[PROVIDED INFORMATION]:
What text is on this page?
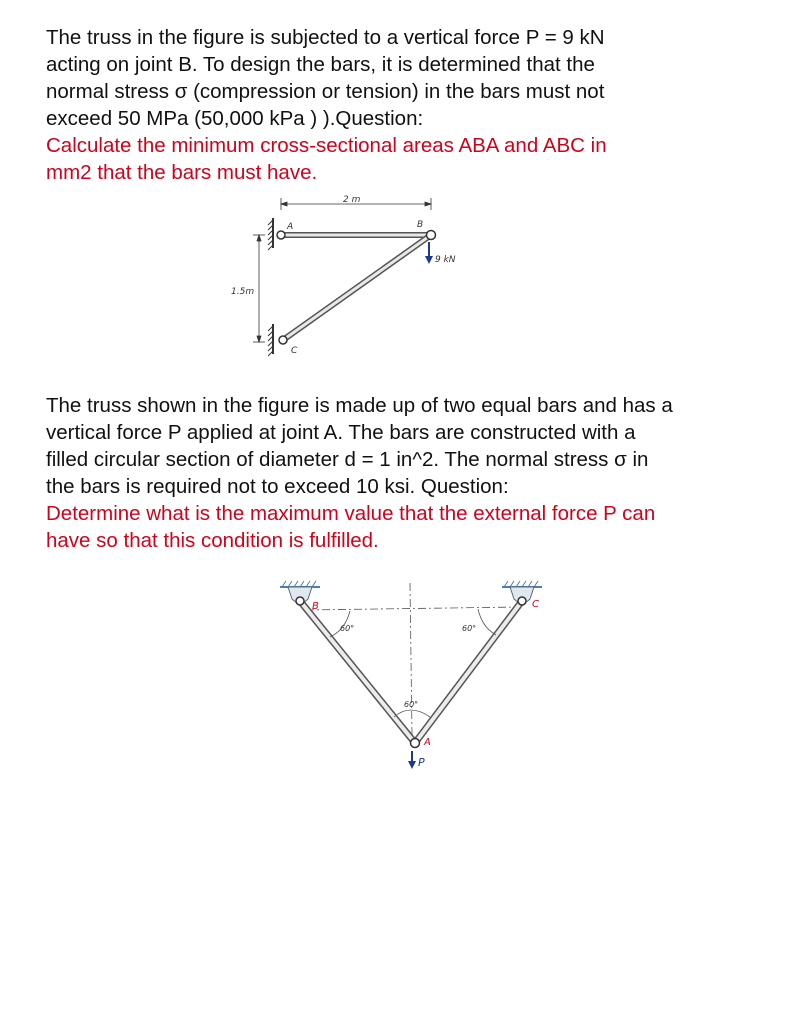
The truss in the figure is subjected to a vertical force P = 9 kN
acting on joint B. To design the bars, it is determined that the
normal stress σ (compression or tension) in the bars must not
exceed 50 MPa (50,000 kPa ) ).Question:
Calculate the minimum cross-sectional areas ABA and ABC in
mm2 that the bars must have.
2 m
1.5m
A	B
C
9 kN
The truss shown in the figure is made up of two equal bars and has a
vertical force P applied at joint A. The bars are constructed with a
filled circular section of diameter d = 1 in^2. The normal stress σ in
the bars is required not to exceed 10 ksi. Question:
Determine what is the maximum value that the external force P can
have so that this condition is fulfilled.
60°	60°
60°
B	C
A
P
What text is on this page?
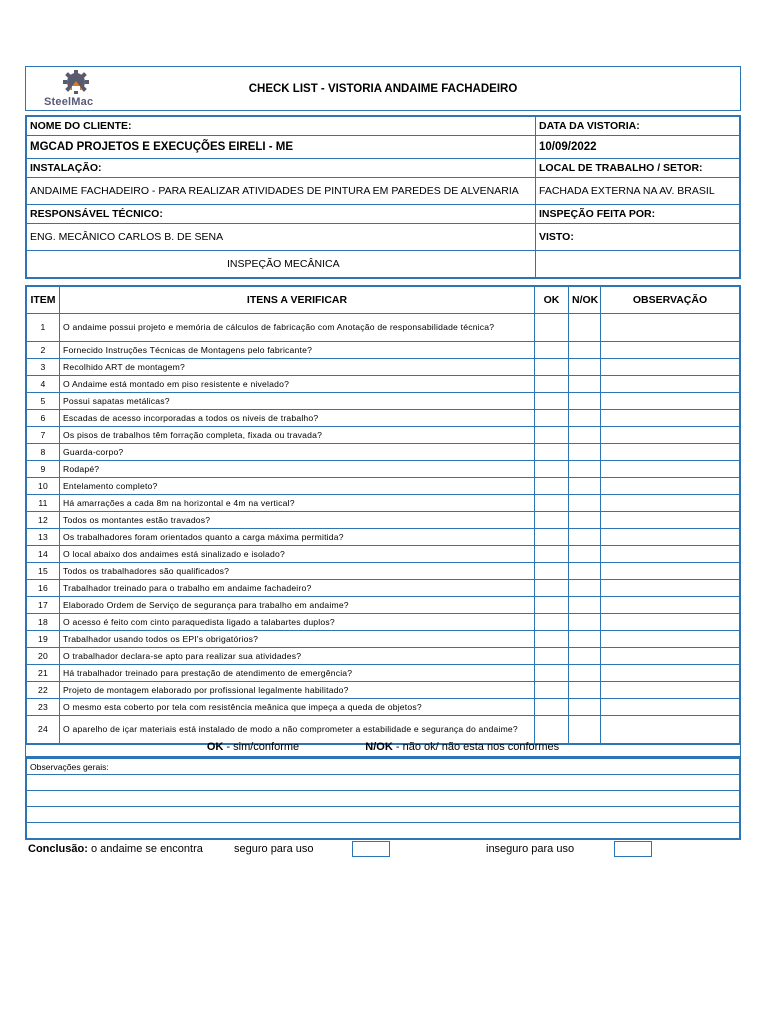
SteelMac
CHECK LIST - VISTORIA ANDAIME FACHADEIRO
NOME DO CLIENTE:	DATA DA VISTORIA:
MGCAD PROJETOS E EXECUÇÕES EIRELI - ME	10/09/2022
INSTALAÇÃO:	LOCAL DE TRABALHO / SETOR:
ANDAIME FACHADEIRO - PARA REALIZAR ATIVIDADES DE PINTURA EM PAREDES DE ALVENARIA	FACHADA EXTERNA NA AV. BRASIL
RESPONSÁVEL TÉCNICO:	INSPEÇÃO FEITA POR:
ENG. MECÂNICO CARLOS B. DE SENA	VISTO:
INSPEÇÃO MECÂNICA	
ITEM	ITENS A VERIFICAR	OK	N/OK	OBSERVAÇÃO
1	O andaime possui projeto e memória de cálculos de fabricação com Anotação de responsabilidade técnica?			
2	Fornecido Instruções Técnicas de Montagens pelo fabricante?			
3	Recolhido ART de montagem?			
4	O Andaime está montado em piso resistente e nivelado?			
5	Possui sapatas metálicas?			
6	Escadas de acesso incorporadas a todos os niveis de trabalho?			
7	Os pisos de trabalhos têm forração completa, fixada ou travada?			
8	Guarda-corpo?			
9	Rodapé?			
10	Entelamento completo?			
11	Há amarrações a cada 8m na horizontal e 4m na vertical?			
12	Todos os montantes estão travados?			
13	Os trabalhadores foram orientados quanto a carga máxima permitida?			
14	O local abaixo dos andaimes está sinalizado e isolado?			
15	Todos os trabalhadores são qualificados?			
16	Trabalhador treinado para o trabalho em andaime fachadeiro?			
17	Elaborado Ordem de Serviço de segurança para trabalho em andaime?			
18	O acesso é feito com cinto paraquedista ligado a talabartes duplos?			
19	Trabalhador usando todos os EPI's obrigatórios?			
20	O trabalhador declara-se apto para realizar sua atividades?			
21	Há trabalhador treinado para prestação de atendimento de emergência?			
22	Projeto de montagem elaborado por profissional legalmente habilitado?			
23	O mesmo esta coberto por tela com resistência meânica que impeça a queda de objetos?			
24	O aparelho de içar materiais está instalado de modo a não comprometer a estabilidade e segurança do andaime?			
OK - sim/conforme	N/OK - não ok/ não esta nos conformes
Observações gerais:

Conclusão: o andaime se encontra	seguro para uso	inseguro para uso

...

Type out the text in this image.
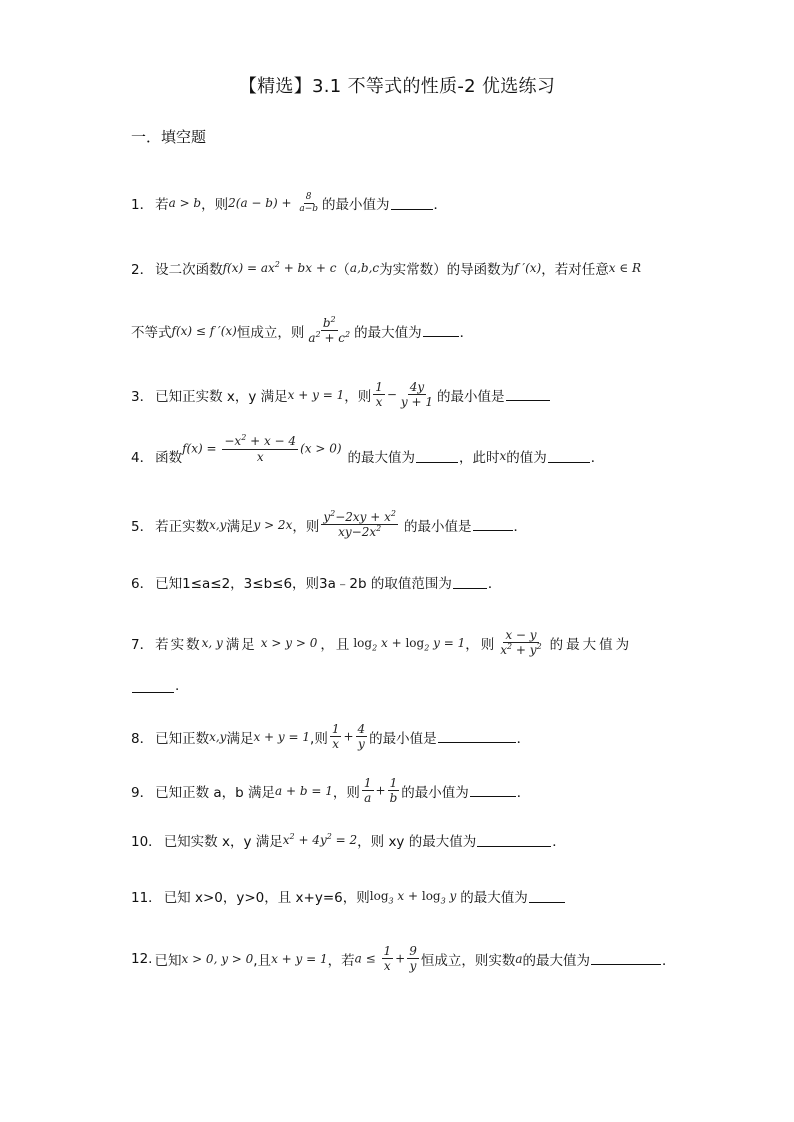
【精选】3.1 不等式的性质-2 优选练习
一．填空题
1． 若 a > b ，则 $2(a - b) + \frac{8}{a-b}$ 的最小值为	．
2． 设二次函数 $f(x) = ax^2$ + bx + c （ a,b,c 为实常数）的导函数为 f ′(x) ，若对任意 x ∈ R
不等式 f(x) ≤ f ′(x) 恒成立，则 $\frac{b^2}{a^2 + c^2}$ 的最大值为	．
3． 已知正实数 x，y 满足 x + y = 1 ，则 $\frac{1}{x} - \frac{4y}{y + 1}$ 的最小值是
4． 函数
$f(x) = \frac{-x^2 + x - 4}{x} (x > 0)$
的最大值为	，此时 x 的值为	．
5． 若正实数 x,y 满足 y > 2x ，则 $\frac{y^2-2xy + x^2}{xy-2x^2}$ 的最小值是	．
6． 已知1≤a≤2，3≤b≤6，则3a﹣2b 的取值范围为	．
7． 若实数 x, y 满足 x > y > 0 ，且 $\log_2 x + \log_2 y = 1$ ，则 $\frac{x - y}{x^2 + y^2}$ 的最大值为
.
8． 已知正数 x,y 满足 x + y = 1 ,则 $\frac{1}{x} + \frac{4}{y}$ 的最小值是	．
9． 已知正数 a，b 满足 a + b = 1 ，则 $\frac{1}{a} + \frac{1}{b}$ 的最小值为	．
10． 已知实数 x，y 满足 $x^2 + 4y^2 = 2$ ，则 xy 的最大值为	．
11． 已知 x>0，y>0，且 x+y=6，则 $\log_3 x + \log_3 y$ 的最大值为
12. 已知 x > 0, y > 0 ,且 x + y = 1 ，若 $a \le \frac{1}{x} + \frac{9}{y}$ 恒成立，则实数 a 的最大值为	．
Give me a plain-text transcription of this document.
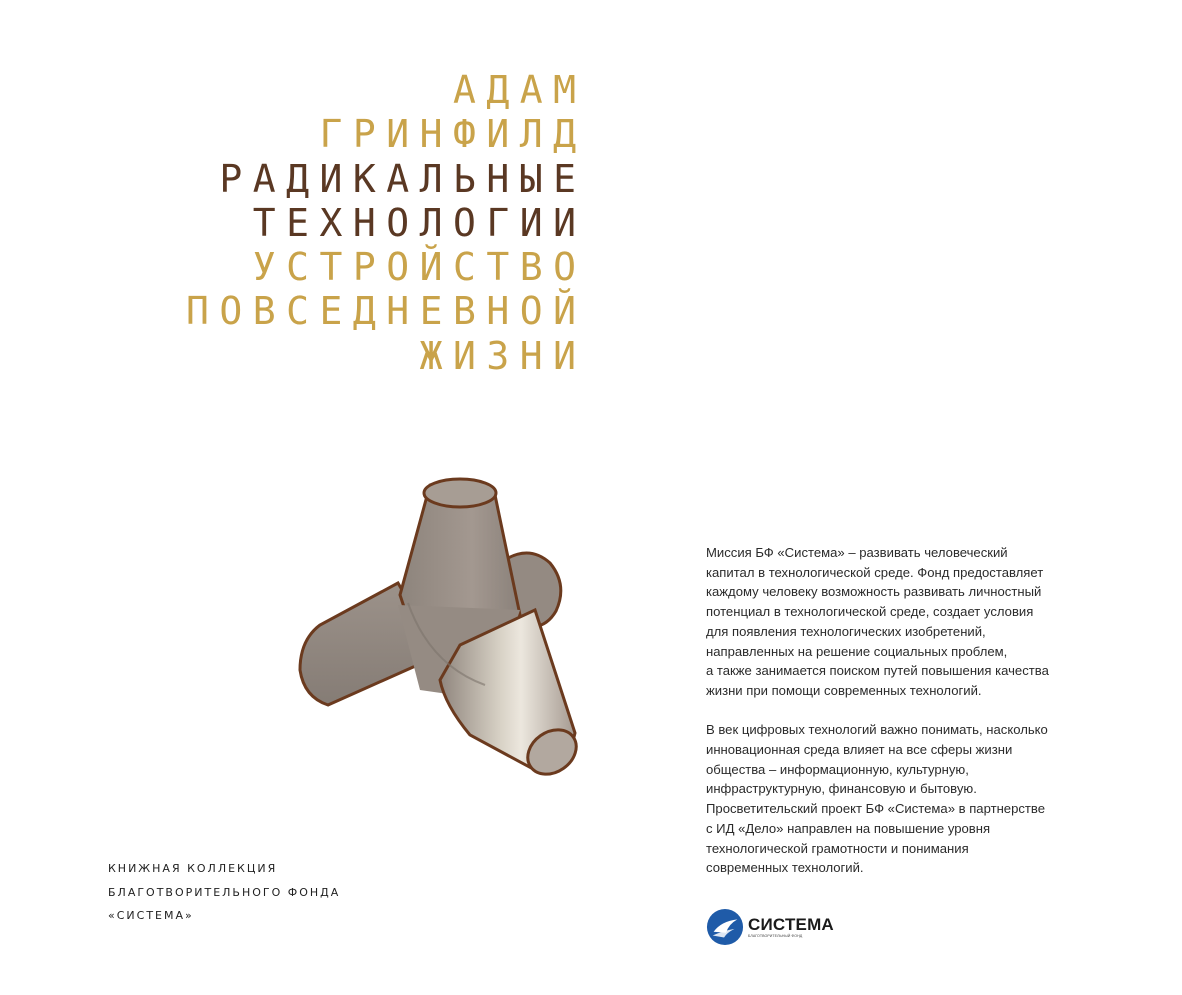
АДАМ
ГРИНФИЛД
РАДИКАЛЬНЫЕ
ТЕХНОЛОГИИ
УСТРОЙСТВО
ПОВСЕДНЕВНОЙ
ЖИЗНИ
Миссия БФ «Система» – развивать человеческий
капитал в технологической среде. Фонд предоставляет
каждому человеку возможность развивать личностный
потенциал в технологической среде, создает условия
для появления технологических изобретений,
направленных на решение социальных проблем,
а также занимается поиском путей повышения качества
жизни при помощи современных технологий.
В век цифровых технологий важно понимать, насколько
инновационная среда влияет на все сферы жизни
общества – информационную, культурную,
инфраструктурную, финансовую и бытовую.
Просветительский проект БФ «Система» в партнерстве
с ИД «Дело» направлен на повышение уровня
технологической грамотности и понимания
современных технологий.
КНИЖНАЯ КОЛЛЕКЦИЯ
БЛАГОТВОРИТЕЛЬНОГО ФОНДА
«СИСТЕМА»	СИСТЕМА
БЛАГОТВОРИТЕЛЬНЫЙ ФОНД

[TASK GOAL]: Return each line among the entries that holds the word "normal".

[FINISHED EXERCISE]:
normal stress σ (compression or tension) in the bars must not
filled circular section of diameter d = 1 in^2. The normal stress σ in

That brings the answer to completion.